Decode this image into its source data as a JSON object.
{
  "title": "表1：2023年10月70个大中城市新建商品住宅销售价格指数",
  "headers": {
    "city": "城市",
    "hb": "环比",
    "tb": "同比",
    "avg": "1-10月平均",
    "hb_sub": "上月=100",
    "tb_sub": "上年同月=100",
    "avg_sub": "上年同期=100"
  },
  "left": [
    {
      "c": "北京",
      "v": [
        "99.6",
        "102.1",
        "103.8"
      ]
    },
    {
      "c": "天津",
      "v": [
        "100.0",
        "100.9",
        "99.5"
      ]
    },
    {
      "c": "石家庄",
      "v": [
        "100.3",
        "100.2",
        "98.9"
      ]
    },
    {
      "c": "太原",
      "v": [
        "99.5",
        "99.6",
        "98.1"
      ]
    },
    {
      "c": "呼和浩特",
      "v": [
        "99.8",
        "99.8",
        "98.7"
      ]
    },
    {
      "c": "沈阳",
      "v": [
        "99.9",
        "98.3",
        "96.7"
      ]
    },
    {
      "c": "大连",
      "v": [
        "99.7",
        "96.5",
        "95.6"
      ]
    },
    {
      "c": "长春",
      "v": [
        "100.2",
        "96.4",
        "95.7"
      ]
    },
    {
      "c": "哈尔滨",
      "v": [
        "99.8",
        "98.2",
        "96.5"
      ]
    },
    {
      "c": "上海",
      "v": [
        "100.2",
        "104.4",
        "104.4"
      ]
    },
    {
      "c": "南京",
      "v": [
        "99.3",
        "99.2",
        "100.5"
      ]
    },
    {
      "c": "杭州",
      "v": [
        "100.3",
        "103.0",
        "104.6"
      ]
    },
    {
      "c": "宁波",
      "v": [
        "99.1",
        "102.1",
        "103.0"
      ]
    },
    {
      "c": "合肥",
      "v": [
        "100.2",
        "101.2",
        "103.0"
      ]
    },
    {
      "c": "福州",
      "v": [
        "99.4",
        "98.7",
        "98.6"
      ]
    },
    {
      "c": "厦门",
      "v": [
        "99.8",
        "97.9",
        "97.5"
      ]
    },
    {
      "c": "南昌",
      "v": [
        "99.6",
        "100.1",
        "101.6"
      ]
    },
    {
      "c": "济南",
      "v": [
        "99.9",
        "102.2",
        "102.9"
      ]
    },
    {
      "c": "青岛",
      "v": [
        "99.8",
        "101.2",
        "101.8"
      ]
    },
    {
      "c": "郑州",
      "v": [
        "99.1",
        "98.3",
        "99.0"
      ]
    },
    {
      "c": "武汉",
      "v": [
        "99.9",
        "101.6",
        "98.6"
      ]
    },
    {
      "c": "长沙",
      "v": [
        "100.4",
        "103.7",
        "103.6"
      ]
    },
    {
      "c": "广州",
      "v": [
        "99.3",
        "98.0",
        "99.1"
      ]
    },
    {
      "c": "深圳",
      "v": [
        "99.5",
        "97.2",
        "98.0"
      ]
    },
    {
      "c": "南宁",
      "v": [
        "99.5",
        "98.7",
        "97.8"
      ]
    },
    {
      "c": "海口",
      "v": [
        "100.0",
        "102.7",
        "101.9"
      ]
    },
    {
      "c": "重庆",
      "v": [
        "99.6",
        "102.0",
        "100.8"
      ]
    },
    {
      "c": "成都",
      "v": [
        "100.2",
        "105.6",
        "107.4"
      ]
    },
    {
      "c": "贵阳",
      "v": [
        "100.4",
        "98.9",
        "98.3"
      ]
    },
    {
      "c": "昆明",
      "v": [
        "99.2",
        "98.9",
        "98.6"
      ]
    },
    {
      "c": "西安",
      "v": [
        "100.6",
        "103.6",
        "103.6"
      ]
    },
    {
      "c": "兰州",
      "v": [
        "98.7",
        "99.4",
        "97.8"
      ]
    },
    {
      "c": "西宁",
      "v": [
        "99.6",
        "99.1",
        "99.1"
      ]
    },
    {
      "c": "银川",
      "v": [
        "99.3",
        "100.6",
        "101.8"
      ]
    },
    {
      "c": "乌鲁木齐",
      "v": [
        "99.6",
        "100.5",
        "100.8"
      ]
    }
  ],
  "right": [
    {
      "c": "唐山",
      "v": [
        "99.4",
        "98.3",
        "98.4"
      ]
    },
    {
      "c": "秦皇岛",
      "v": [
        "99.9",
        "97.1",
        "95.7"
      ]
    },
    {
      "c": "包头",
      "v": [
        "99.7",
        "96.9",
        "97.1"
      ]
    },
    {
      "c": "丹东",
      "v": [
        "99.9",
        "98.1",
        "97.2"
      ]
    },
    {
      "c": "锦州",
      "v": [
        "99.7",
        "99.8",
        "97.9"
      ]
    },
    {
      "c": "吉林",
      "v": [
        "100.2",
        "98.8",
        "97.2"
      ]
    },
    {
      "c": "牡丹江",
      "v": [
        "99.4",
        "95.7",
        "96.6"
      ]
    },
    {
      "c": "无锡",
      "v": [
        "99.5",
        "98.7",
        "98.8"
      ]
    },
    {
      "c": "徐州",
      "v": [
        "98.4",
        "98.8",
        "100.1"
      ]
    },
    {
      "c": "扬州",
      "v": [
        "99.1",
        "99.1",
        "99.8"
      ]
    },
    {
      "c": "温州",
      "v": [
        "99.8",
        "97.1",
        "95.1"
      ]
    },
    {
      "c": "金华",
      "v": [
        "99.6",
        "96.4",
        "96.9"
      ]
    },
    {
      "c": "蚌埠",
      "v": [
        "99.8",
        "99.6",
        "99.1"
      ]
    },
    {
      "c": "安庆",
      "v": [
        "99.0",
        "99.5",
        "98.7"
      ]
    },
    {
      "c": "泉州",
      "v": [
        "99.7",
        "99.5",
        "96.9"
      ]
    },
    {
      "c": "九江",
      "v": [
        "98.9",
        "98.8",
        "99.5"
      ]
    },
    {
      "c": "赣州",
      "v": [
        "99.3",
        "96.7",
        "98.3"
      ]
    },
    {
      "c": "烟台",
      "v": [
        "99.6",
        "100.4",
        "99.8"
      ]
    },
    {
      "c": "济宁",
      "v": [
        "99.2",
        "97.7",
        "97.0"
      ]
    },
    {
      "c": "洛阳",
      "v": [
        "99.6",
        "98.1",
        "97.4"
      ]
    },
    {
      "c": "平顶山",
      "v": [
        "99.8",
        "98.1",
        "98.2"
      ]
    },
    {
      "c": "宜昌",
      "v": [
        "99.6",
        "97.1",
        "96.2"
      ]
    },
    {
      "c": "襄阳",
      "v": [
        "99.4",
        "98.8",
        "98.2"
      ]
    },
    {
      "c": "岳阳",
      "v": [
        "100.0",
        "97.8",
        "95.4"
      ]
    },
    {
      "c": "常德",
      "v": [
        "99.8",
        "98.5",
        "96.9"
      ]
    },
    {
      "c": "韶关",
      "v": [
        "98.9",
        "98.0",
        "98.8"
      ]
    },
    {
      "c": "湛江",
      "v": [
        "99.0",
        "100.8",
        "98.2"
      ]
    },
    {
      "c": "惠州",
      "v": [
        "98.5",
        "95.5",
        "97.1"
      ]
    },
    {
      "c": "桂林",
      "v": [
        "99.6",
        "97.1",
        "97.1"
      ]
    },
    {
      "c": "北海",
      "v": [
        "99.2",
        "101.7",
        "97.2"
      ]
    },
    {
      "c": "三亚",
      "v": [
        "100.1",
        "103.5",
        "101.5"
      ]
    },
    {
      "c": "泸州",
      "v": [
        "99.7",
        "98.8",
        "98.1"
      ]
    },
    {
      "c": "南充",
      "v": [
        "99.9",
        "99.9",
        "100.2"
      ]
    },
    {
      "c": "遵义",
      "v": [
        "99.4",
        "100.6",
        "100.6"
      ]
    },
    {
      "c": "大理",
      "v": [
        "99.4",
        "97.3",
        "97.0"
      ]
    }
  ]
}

────────────────────────────────────────

What this task involves | Write out all the data again, exactly as it appears.

Written answer |
Decode this image into its source data as a JSON object.
{
  "title": "表1：2023年10月70个大中城市新建商品住宅销售价格指数",
  "headers": {
    "city": "城市",
    "hb": "环比",
    "tb": "同比",
    "avg": "1-10月平均",
    "hb_sub": "上月=100",
    "tb_sub": "上年同月=100",
    "avg_sub": "上年同期=100"
  },
  "left": [
    {
      "c": "北京",
      "v": [
        "99.6",
        "102.1",
        "103.8"
      ]
    },
    {
      "c": "天津",
      "v": [
        "100.0",
        "100.9",
        "99.5"
      ]
    },
    {
      "c": "石家庄",
      "v": [
        "100.3",
        "100.2",
        "98.9"
      ]
    },
    {
      "c": "太原",
      "v": [
        "99.5",
        "99.6",
        "98.1"
      ]
    },
    {
      "c": "呼和浩特",
      "v": [
        "99.8",
        "99.8",
        "98.7"
      ]
    },
    {
      "c": "沈阳",
      "v": [
        "99.9",
        "98.3",
        "96.7"
      ]
    },
    {
      "c": "大连",
      "v": [
        "99.7",
        "96.5",
        "95.6"
      ]
    },
    {
      "c": "长春",
      "v": [
        "100.2",
        "96.4",
        "95.7"
      ]
    },
    {
      "c": "哈尔滨",
      "v": [
        "99.8",
        "98.2",
        "96.5"
      ]
    },
    {
      "c": "上海",
      "v": [
        "100.2",
        "104.4",
        "104.4"
      ]
    },
    {
      "c": "南京",
      "v": [
        "99.3",
        "99.2",
        "100.5"
      ]
    },
    {
      "c": "杭州",
      "v": [
        "100.3",
        "103.0",
        "104.6"
      ]
    },
    {
      "c": "宁波",
      "v": [
        "99.1",
        "102.1",
        "103.0"
      ]
    },
    {
      "c": "合肥",
      "v": [
        "100.2",
        "101.2",
        "103.0"
      ]
    },
    {
      "c": "福州",
      "v": [
        "99.4",
        "98.7",
        "98.6"
      ]
    },
    {
      "c": "厦门",
      "v": [
        "99.8",
        "97.9",
        "97.5"
      ]
    },
    {
      "c": "南昌",
      "v": [
        "99.6",
        "100.1",
        "101.6"
      ]
    },
    {
      "c": "济南",
      "v": [
        "99.9",
        "102.2",
        "102.9"
      ]
    },
    {
      "c": "青岛",
      "v": [
        "99.8",
        "101.2",
        "101.8"
      ]
    },
    {
      "c": "郑州",
      "v": [
        "99.1",
        "98.3",
        "99.0"
      ]
    },
    {
      "c": "武汉",
      "v": [
        "99.9",
        "101.6",
        "98.6"
      ]
    },
    {
      "c": "长沙",
      "v": [
        "100.4",
        "103.7",
        "103.6"
      ]
    },
    {
      "c": "广州",
      "v": [
        "99.3",
        "98.0",
        "99.1"
      ]
    },
    {
      "c": "深圳",
      "v": [
        "99.5",
        "97.2",
        "98.0"
      ]
    },
    {
      "c": "南宁",
      "v": [
        "99.5",
        "98.7",
        "97.8"
      ]
    },
    {
      "c": "海口",
      "v": [
        "100.0",
        "102.7",
        "101.9"
      ]
    },
    {
      "c": "重庆",
      "v": [
        "99.6",
        "102.0",
        "100.8"
      ]
    },
    {
      "c": "成都",
      "v": [
        "100.2",
        "105.6",
        "107.4"
      ]
    },
    {
      "c": "贵阳",
      "v": [
        "100.4",
        "98.9",
        "98.3"
      ]
    },
    {
      "c": "昆明",
      "v": [
        "99.2",
        "98.9",
        "98.6"
      ]
    },
    {
      "c": "西安",
      "v": [
        "100.6",
        "103.6",
        "103.6"
      ]
    },
    {
      "c": "兰州",
      "v": [
        "98.7",
        "99.4",
        "97.8"
      ]
    },
    {
      "c": "西宁",
      "v": [
        "99.6",
        "99.1",
        "99.1"
      ]
    },
    {
      "c": "银川",
      "v": [
        "99.3",
        "100.6",
        "101.8"
      ]
    },
    {
      "c": "乌鲁木齐",
      "v": [
        "99.6",
        "100.5",
        "100.8"
      ]
    }
  ],
  "right": [
    {
      "c": "唐山",
      "v": [
        "99.4",
        "98.3",
        "98.4"
      ]
    },
    {
      "c": "秦皇岛",
      "v": [
        "99.9",
        "97.1",
        "95.7"
      ]
    },
    {
      "c": "包头",
      "v": [
        "99.7",
        "96.9",
        "97.1"
      ]
    },
    {
      "c": "丹东",
      "v": [
        "99.9",
        "98.1",
        "97.2"
      ]
    },
    {
      "c": "锦州",
      "v": [
        "99.7",
        "99.8",
        "97.9"
      ]
    },
    {
      "c": "吉林",
      "v": [
        "100.2",
        "98.8",
        "97.2"
      ]
    },
    {
      "c": "牡丹江",
      "v": [
        "99.4",
        "95.7",
        "96.6"
      ]
    },
    {
      "c": "无锡",
      "v": [
        "99.5",
        "98.7",
        "98.8"
      ]
    },
    {
      "c": "徐州",
      "v": [
        "98.4",
        "98.8",
        "100.1"
      ]
    },
    {
      "c": "扬州",
      "v": [
        "99.1",
        "99.1",
        "99.8"
      ]
    },
    {
      "c": "温州",
      "v": [
        "99.8",
        "97.1",
        "95.1"
      ]
    },
    {
      "c": "金华",
      "v": [
        "99.6",
        "96.4",
        "96.9"
      ]
    },
    {
      "c": "蚌埠",
      "v": [
        "99.8",
        "99.6",
        "99.1"
      ]
    },
    {
      "c": "安庆",
      "v": [
        "99.0",
        "99.5",
        "98.7"
      ]
    },
    {
      "c": "泉州",
      "v": [
        "99.7",
        "99.5",
        "96.9"
      ]
    },
    {
      "c": "九江",
      "v": [
        "98.9",
        "98.8",
        "99.5"
      ]
    },
    {
      "c": "赣州",
      "v": [
        "99.3",
        "96.7",
        "98.3"
      ]
    },
    {
      "c": "烟台",
      "v": [
        "99.6",
        "100.4",
        "99.8"
      ]
    },
    {
      "c": "济宁",
      "v": [
        "99.2",
        "97.7",
        "97.0"
      ]
    },
    {
      "c": "洛阳",
      "v": [
        "99.6",
        "98.1",
        "97.4"
      ]
    },
    {
      "c": "平顶山",
      "v": [
        "99.8",
        "98.1",
        "98.2"
      ]
    },
    {
      "c": "宜昌",
      "v": [
        "99.6",
        "97.1",
        "96.2"
      ]
    },
    {
      "c": "襄阳",
      "v": [
        "99.4",
        "98.8",
        "98.2"
      ]
    },
    {
      "c": "岳阳",
      "v": [
        "100.0",
        "97.8",
        "95.4"
      ]
    },
    {
      "c": "常德",
      "v": [
        "99.8",
        "98.5",
        "96.9"
      ]
    },
    {
      "c": "韶关",
      "v": [
        "98.9",
        "98.0",
        "98.8"
      ]
    },
    {
      "c": "湛江",
      "v": [
        "99.0",
        "100.8",
        "98.2"
      ]
    },
    {
      "c": "惠州",
      "v": [
        "98.5",
        "95.5",
        "97.1"
      ]
    },
    {
      "c": "桂林",
      "v": [
        "99.6",
        "97.1",
        "97.1"
      ]
    },
    {
      "c": "北海",
      "v": [
        "99.2",
        "101.7",
        "97.2"
      ]
    },
    {
      "c": "三亚",
      "v": [
        "100.1",
        "103.5",
        "101.5"
      ]
    },
    {
      "c": "泸州",
      "v": [
        "99.7",
        "98.8",
        "98.1"
      ]
    },
    {
      "c": "南充",
      "v": [
        "99.9",
        "99.9",
        "100.2"
      ]
    },
    {
      "c": "遵义",
      "v": [
        "99.4",
        "100.6",
        "100.6"
      ]
    },
    {
      "c": "大理",
      "v": [
        "99.4",
        "97.3",
        "97.0"
      ]
    }
  ]
}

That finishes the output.